You need some visual interface. I think the question is, where is the visual interface? But do you? Is it in the wall? No, but do you? Well, when you're asking, I want to watch Chamath on Rogan, I don't just want to hear, I want to see. When I want to visualize stuff, I want to visualize it. I want to look at the food I'm buying online. I want to look at pictures of the restaurant I'm going to go to.

00:58:08

But how much of that time when you say those things, are you not near some screen that you can just project and broadcast that.

00:58:16

I think it's probably- Right.

00:58:18

I think it's probably- If the use case is, I'm walking in the park and I need to watch TV at the same time, I don't think that's a real use case.

00:58:24

I think you're on this one, Ron Chamoth, because I saw this revolution in Japan maybe 20 years ago, they got obsessed with augmented reality. There were a ton of startups right as they started getting to the mobile phones, and the use cases were really very compelling, and we're starting to see them now in education. When you're at dinner with a bunch of It depends how often does picking up your phone and looking at a message disturb the flow? Well, people will have glasses on. They'll be going for walks, they'll be driving, they'll be at a dinner party, they'll be with their kids, and you'll have something on, like focus mode, whatever the equivalent as an Apple, and a message will come in from your spouse or from your child, but you won't have to take your phone out of your pocket. I think once these things weigh a lot less, you're going to have four different ways to interact with your computer: in your pocket, your phone, your watch, your Air Cods, whatever you have in your ears, and the glasses. I bet you glasses are going to take a third of the tasks you do.

-- Problems --
[a] In the records, copy out every line from the one containing "bar [790, 540, 804, 565]" through the one containing "category-label: Heating source", including both.
[b] Continue the conversation about smart glasses and visual interfaces, starting after its last sentence.
The records have no connection to the conversation about smart glasses.

-- Data for the task --
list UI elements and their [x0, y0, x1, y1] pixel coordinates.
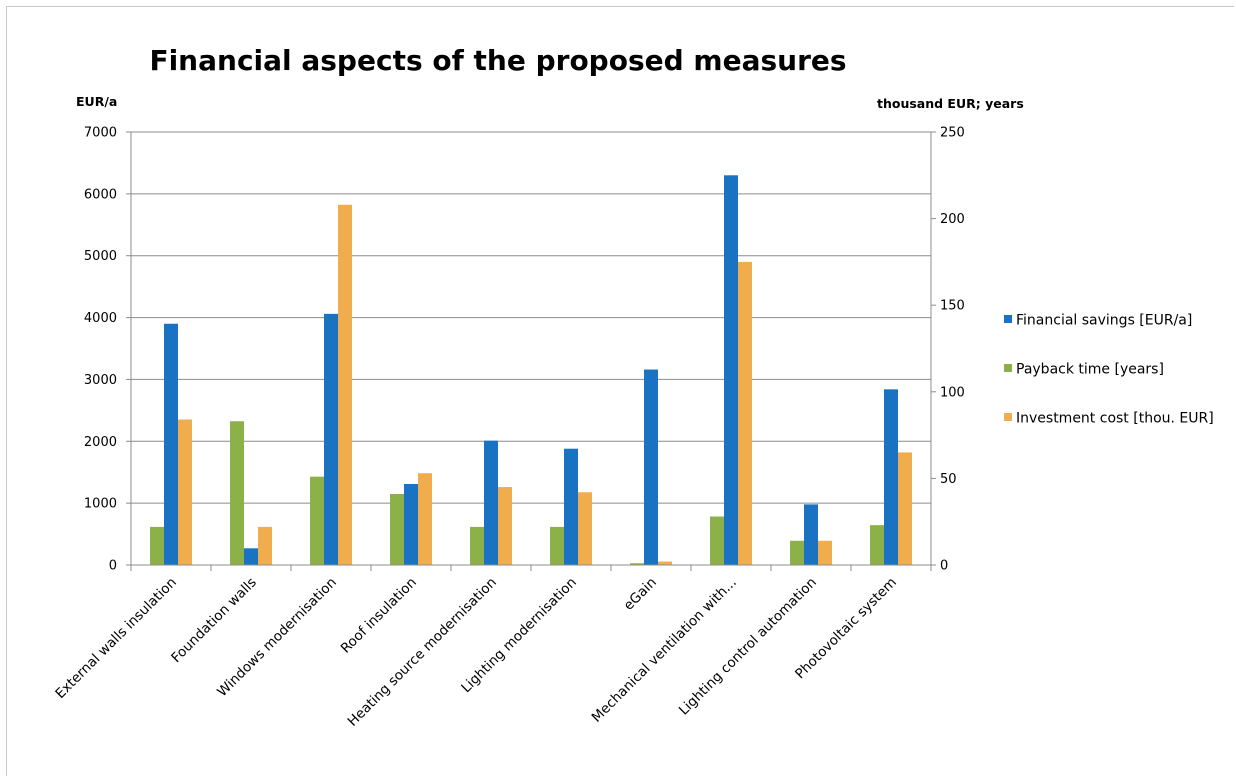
bar [790, 540, 804, 565]
left-tick-label: 1000 [84, 497, 117, 512]
left-tick-label: 7000 [84, 126, 117, 141]
bar [550, 526, 564, 565]
bar [484, 440, 498, 565]
category-label: Foundation walls [168, 575, 260, 667]
legend-swatch [1004, 413, 1012, 421]
bar [164, 323, 178, 565]
legend: Financial savings [EUR/a] Payback time [y… [1004, 313, 1214, 427]
bar [244, 548, 258, 565]
left-axis-unit: EUR/a [76, 94, 117, 109]
right-axis-unit: thousand EUR; years [877, 96, 1024, 111]
gridlines [131, 131, 931, 504]
bar [658, 561, 672, 565]
bar [390, 493, 404, 565]
bar [470, 526, 484, 565]
right-tick-label: 0 [940, 559, 948, 574]
bar [324, 313, 338, 565]
axes [126, 131, 936, 571]
legend-label: Financial savings [EUR/a] [1016, 313, 1192, 329]
chart-frame [6, 6, 1234, 776]
bar [310, 476, 324, 565]
bar [178, 419, 192, 565]
bars [150, 175, 912, 566]
bar [630, 563, 644, 565]
right-tick-label: 150 [940, 299, 965, 314]
bar [404, 483, 418, 565]
category-label: Heating source modernisation [345, 575, 500, 730]
left-tick-label: 4000 [84, 311, 117, 326]
left-tick-label: 3000 [84, 373, 117, 388]
legend-swatch [1004, 364, 1012, 372]
category-label: Mechanical ventilation with... [589, 575, 740, 726]
bar [898, 452, 912, 565]
bar [578, 492, 592, 565]
category-label: Lighting control automation [676, 575, 820, 719]
bar [498, 487, 512, 565]
left-tick-label: 5000 [84, 249, 117, 264]
left-tick-label: 6000 [84, 187, 117, 202]
left-tick-label: 2000 [84, 435, 117, 450]
category-label: Roof insulation [338, 575, 420, 657]
right-tick-label: 250 [940, 126, 965, 141]
bar [710, 516, 724, 565]
right-tick-label: 200 [940, 212, 965, 227]
category-label: External walls insulation [52, 575, 179, 702]
right-axis-ticks: 0 50 100 150 200 250 [940, 126, 965, 574]
legend-label: Investment cost [thou. EUR] [1016, 411, 1214, 427]
bar [818, 540, 832, 565]
bar [258, 526, 272, 565]
bar [338, 204, 352, 565]
left-tick-label: 0 [109, 559, 117, 574]
legend-label: Payback time [years] [1016, 362, 1164, 378]
chart-title: Financial aspects of the proposed measur… [149, 44, 846, 77]
category-label: eGain [621, 575, 660, 614]
right-tick-label: 50 [940, 472, 957, 487]
bar [870, 525, 884, 565]
bar [884, 389, 898, 565]
bar [230, 421, 244, 565]
bar [738, 261, 752, 565]
bar [804, 504, 818, 565]
right-tick-label: 100 [940, 385, 965, 400]
bar [150, 526, 164, 565]
bar [724, 175, 738, 566]
bar [644, 369, 658, 565]
left-axis-ticks: 0 1000 2000 3000 4000 5000 6000 7000 [84, 126, 117, 574]
bar [418, 473, 432, 565]
bar [564, 448, 578, 565]
legend-swatch [1004, 315, 1012, 323]
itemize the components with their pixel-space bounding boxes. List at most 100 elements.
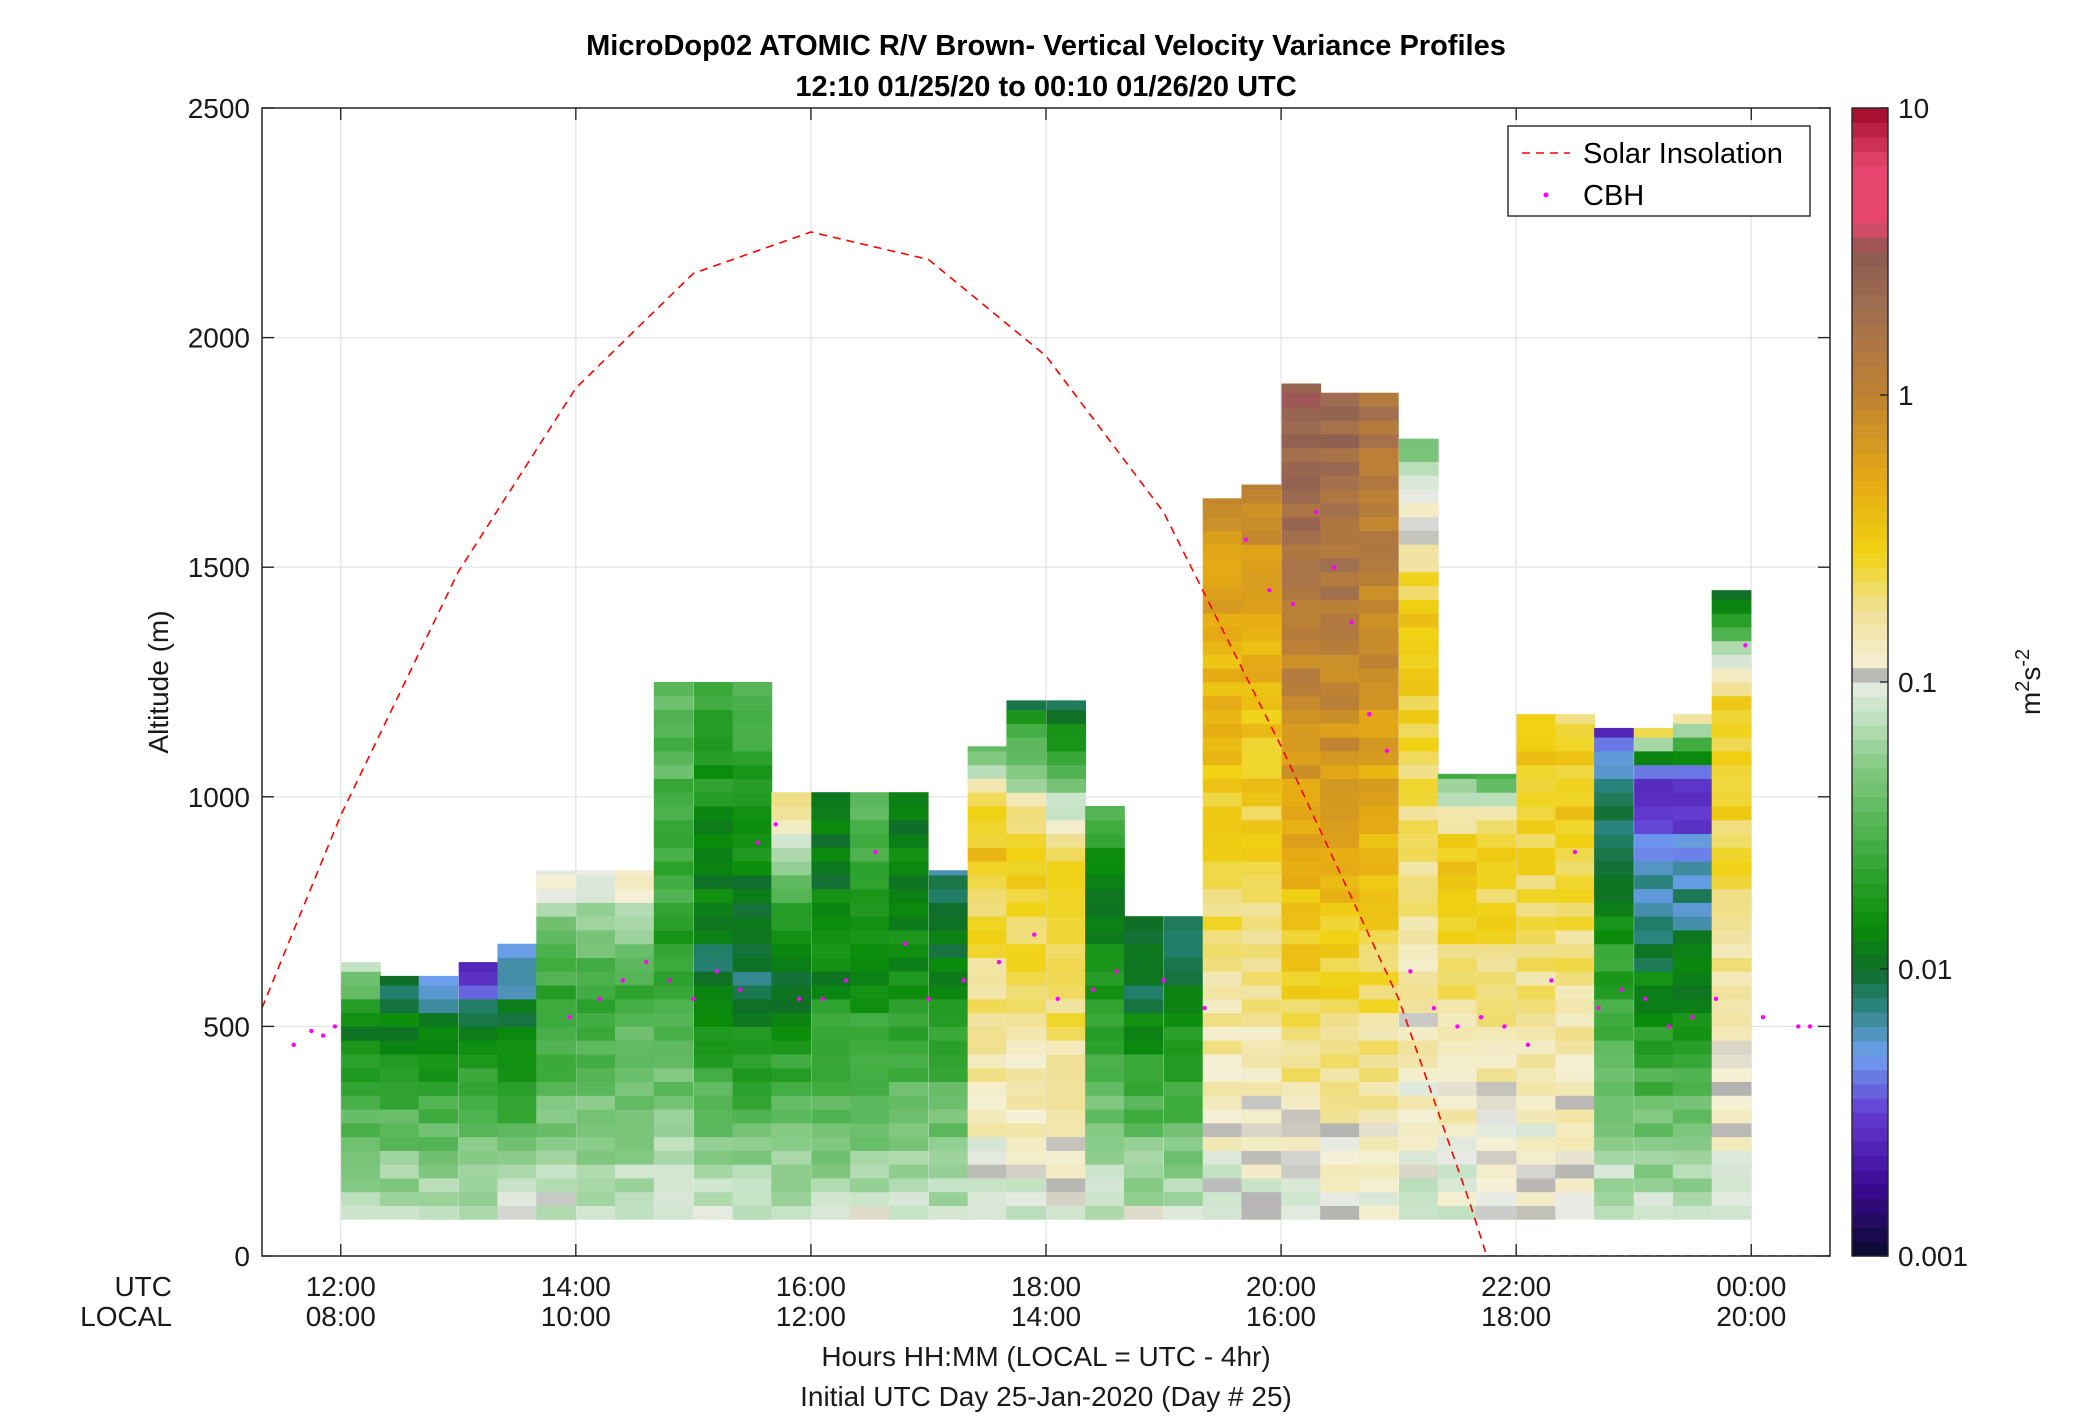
- heatmap-cell: [1634, 1136, 1674, 1151]
- heatmap-cell: [1555, 929, 1596, 945]
- heatmap-cell: [1202, 861, 1243, 876]
- x-axis-label: Hours HH:MM (LOCAL = UTC - 4hr): [821, 1341, 1270, 1372]
- heatmap-cell: [576, 1067, 616, 1083]
- heatmap-cell: [771, 1136, 812, 1151]
- cbh-markers: [291, 509, 1813, 1047]
- colorbar-band: [1852, 380, 1888, 396]
- heatmap-cell: [1241, 484, 1282, 490]
- heatmap-cell: [1711, 1150, 1752, 1165]
- heatmap-cell: [1711, 778, 1752, 793]
- heatmap-cell: [653, 957, 694, 972]
- heatmap-cell: [653, 1136, 694, 1151]
- heatmap-cell: [1359, 640, 1399, 655]
- heatmap-cell: [1006, 1150, 1047, 1165]
- heatmap-cell: [732, 929, 773, 945]
- heatmap-cell: [811, 1067, 851, 1083]
- heatmap-cell: [967, 985, 1008, 1000]
- heatmap-cell: [1516, 1177, 1557, 1193]
- heatmap-cell: [693, 778, 734, 793]
- heatmap-cell: [1476, 1122, 1517, 1138]
- x-tick-label-local: 10:00: [541, 1301, 611, 1332]
- heatmap-cell: [1085, 1012, 1125, 1027]
- heatmap-cell: [732, 985, 773, 1000]
- heatmap-cell: [1320, 585, 1360, 600]
- heatmap-cell: [1320, 1026, 1360, 1041]
- heatmap-cell: [771, 971, 812, 986]
- heatmap-cell: [693, 1164, 734, 1179]
- heatmap-cell: [458, 985, 499, 1000]
- heatmap-cell: [1281, 544, 1322, 559]
- heatmap-cell: [1594, 902, 1634, 917]
- x-tick-label-local: 14:00: [1011, 1301, 1081, 1332]
- heatmap-cell: [1085, 888, 1125, 903]
- heatmap-cell: [576, 1150, 616, 1165]
- heatmap-cell: [1085, 805, 1125, 821]
- heatmap-cell: [1711, 613, 1752, 628]
- heatmap-cell: [1320, 750, 1360, 766]
- colorbar-band: [1852, 667, 1888, 683]
- heatmap-cell: [1085, 1053, 1125, 1069]
- heatmap-cell: [693, 709, 734, 724]
- heatmap-cell: [1046, 1053, 1087, 1069]
- heatmap-cell: [1476, 1067, 1517, 1083]
- heatmap-cell: [1202, 985, 1243, 1000]
- heatmap-cell: [1241, 1205, 1282, 1220]
- heatmap-cell: [418, 1164, 459, 1179]
- colorbar-band: [1852, 753, 1888, 769]
- heatmap-cell: [1594, 861, 1634, 876]
- heatmap-cell: [1672, 1067, 1713, 1083]
- heatmap-cell: [1399, 585, 1439, 600]
- heatmap-cell: [1634, 833, 1674, 848]
- heatmap-cell: [1437, 1081, 1478, 1096]
- heatmap-cell: [1320, 998, 1360, 1014]
- colorbar-band: [1852, 495, 1888, 511]
- heatmap-cell: [1516, 902, 1557, 917]
- heatmap-cell: [693, 957, 734, 972]
- heatmap-cell: [1320, 682, 1360, 697]
- heatmap-cell: [536, 874, 576, 890]
- cbh-point: [1807, 1024, 1813, 1029]
- cbh-point: [1161, 978, 1166, 983]
- heatmap-cell: [888, 1205, 929, 1220]
- heatmap-cell: [1516, 1191, 1557, 1206]
- heatmap-cell: [1672, 737, 1713, 752]
- colorbar-band: [1852, 151, 1888, 166]
- heatmap-cell: [811, 1136, 851, 1151]
- heatmap-cell: [1476, 1136, 1517, 1151]
- heatmap-cell: [1672, 943, 1713, 959]
- heatmap-cell: [615, 1095, 655, 1110]
- heatmap-cell: [1672, 792, 1713, 807]
- heatmap-cell: [1163, 943, 1204, 959]
- heatmap-cell: [615, 870, 655, 876]
- heatmap-cell: [1594, 727, 1634, 738]
- heatmap-cell: [1594, 1177, 1634, 1193]
- heatmap-cell: [1634, 1026, 1674, 1041]
- heatmap-cell: [732, 792, 773, 807]
- heatmap-cell: [1672, 819, 1713, 835]
- heatmap-cell: [1281, 516, 1322, 531]
- heatmap-cell: [928, 1081, 969, 1096]
- heatmap-cell: [1241, 489, 1282, 504]
- heatmap-cell: [1516, 1053, 1557, 1069]
- heatmap-cell: [418, 1095, 459, 1110]
- heatmap-cell: [1202, 695, 1243, 711]
- heatmap-cell: [536, 943, 576, 959]
- heatmap-cell: [1555, 778, 1596, 793]
- heatmap-cell: [732, 957, 773, 972]
- heatmap-cell: [653, 833, 694, 848]
- heatmap-cell: [1241, 874, 1282, 890]
- heatmap-cell: [1359, 668, 1399, 683]
- heatmap-cell: [1516, 833, 1557, 848]
- heatmap-cell: [536, 1191, 576, 1206]
- heatmap-cell: [615, 1164, 655, 1179]
- heatmap-cell: [1594, 750, 1634, 766]
- heatmap-cell: [1241, 599, 1282, 614]
- heatmap-cell: [1202, 1109, 1243, 1124]
- heatmap-cell: [1555, 1122, 1596, 1138]
- heatmap-cell: [732, 695, 773, 711]
- heatmap-cell: [458, 1177, 499, 1193]
- heatmap-cell: [693, 764, 734, 779]
- heatmap-cell: [1711, 668, 1752, 683]
- heatmap-cell: [1437, 971, 1478, 986]
- heatmap-cell: [693, 847, 734, 862]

-- Answers for the exercise --
[a]
bar [790, 540, 804, 565]
left-tick-label: 1000 [84, 497, 117, 512]
left-tick-label: 7000 [84, 126, 117, 141]
bar [550, 526, 564, 565]
bar [484, 440, 498, 565]
category-label: Foundation walls [168, 575, 260, 667]
legend-swatch [1004, 413, 1012, 421]
bar [164, 323, 178, 565]
legend: Financial savings [EUR/a] Payback time [y… [1004, 313, 1214, 427]
bar [244, 548, 258, 565]
left-axis-unit: EUR/a [76, 94, 117, 109]
right-axis-unit: thousand EUR; years [877, 96, 1024, 111]
gridlines [131, 131, 931, 504]
bar [658, 561, 672, 565]
bar [390, 493, 404, 565]
bar [470, 526, 484, 565]
right-tick-label: 0 [940, 559, 948, 574]
bar [324, 313, 338, 565]
axes [126, 131, 936, 571]
legend-label: Financial savings [EUR/a] [1016, 313, 1192, 329]
chart-frame [6, 6, 1234, 776]
bar [310, 476, 324, 565]
bar [178, 419, 192, 565]
bars [150, 175, 912, 566]
bar [630, 563, 644, 565]
right-tick-label: 150 [940, 299, 965, 314]
bar [404, 483, 418, 565]
category-label: Heating source modernisation [345, 575, 500, 730]

[b]
00:59:21

What is the point of taking out your phone and watching the Uber come to you? But seeing that little strip that tell you the Uber is 20 minutes away, 15 minutes away, or what the gate number is.

00:59:30

I don't have that anxiety.

00:59:33

Well, I don't know if it's anxiety, but I just think it's ease of use.

00:59:35

All those times- Fifteen minutes, 10 minutes, that's the definition.

00:59:38

I think it adds up. I think taking your phone out of your pocket 50 times a day- Those are all useless notifications.

00:59:44

The whole thing is to train yourself to realize that it'll come when it comes.

00:59:48

Okay, Zack, do you have any thoughts on this impressive demo or the demo that people who've seen have said is pretty darn compelling?

00:59:55

I think it does look pretty impressive. I mean, you can wear these Meta Orion glasses and look like a human. I mean, you might look like Eugene Levy, but you'll still look like a semi-normal person, whereas you can't wear the Apple Vision Pro. I mean, you can't wear that around. What, they don't look good?

01:00:14

You don't like them?

01:00:15

nick, can you please find a picture of Eugene Levy?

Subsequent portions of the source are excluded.